Pick every line with "labels" from the material below.

*** Records shown ***

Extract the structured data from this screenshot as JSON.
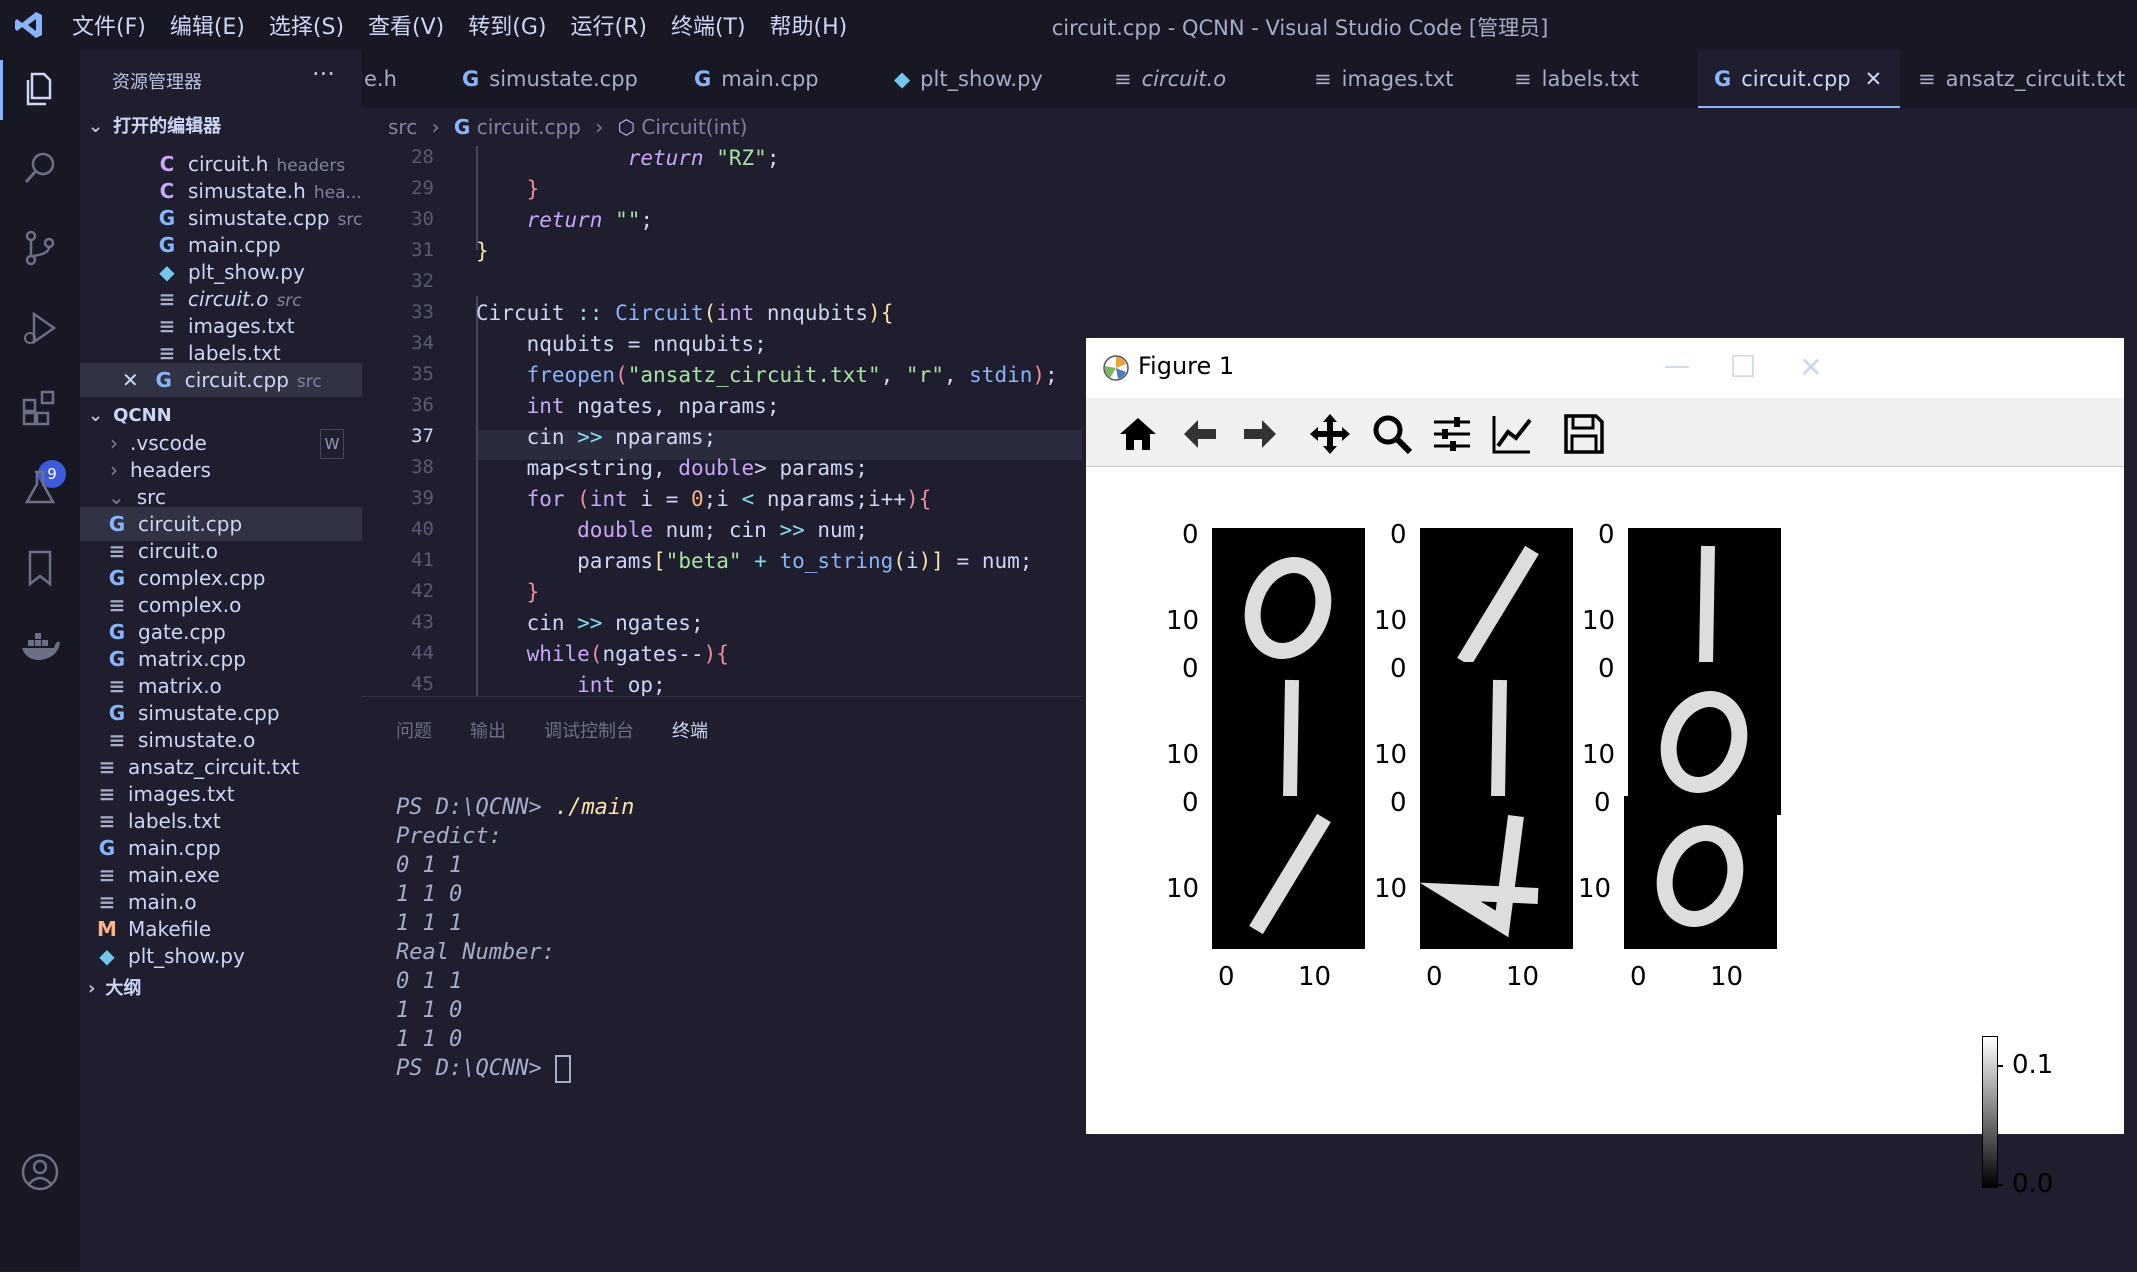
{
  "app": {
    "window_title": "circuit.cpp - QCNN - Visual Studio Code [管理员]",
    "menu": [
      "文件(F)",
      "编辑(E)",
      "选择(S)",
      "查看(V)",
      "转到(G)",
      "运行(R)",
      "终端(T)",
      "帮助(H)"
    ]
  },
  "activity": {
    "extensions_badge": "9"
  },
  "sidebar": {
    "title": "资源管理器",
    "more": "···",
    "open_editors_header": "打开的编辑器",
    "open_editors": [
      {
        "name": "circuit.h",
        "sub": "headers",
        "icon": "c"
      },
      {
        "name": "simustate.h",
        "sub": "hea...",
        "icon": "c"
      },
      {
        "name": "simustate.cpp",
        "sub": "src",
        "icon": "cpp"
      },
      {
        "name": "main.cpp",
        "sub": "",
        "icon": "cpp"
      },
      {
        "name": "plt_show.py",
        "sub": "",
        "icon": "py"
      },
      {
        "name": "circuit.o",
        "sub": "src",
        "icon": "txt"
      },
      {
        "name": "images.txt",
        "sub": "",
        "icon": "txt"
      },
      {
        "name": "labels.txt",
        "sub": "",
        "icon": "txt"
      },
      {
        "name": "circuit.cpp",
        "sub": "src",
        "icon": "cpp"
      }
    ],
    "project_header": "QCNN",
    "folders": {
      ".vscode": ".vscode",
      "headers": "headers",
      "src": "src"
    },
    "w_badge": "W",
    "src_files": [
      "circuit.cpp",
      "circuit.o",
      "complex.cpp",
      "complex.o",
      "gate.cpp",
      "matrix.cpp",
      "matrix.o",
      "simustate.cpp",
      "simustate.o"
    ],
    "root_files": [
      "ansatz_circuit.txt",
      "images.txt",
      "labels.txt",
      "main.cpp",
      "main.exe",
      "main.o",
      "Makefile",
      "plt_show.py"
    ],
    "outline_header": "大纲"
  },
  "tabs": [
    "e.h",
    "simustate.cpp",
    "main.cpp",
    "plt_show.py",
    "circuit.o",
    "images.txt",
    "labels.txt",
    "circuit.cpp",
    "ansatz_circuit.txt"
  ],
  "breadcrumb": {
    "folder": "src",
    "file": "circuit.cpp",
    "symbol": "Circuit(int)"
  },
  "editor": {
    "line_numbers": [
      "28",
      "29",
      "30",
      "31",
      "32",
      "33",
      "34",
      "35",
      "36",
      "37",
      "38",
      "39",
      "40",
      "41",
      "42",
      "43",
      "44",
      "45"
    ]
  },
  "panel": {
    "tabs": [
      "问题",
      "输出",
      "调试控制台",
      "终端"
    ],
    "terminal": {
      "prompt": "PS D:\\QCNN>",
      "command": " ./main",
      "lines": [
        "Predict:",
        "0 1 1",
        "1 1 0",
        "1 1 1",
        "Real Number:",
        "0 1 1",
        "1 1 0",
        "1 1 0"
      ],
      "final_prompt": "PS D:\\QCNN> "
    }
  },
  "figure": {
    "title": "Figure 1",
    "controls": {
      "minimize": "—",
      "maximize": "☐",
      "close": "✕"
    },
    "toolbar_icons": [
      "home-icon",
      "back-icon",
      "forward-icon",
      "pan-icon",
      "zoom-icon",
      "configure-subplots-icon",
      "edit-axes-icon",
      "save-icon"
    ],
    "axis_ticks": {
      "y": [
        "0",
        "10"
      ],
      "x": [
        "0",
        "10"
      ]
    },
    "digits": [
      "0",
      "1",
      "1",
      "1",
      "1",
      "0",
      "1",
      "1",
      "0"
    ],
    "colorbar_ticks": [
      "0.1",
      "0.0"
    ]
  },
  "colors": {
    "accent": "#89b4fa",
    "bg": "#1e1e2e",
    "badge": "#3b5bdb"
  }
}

***

> **Full solution**
        "name": "labels.txt",
      "labels.txt",
    "labels.txt",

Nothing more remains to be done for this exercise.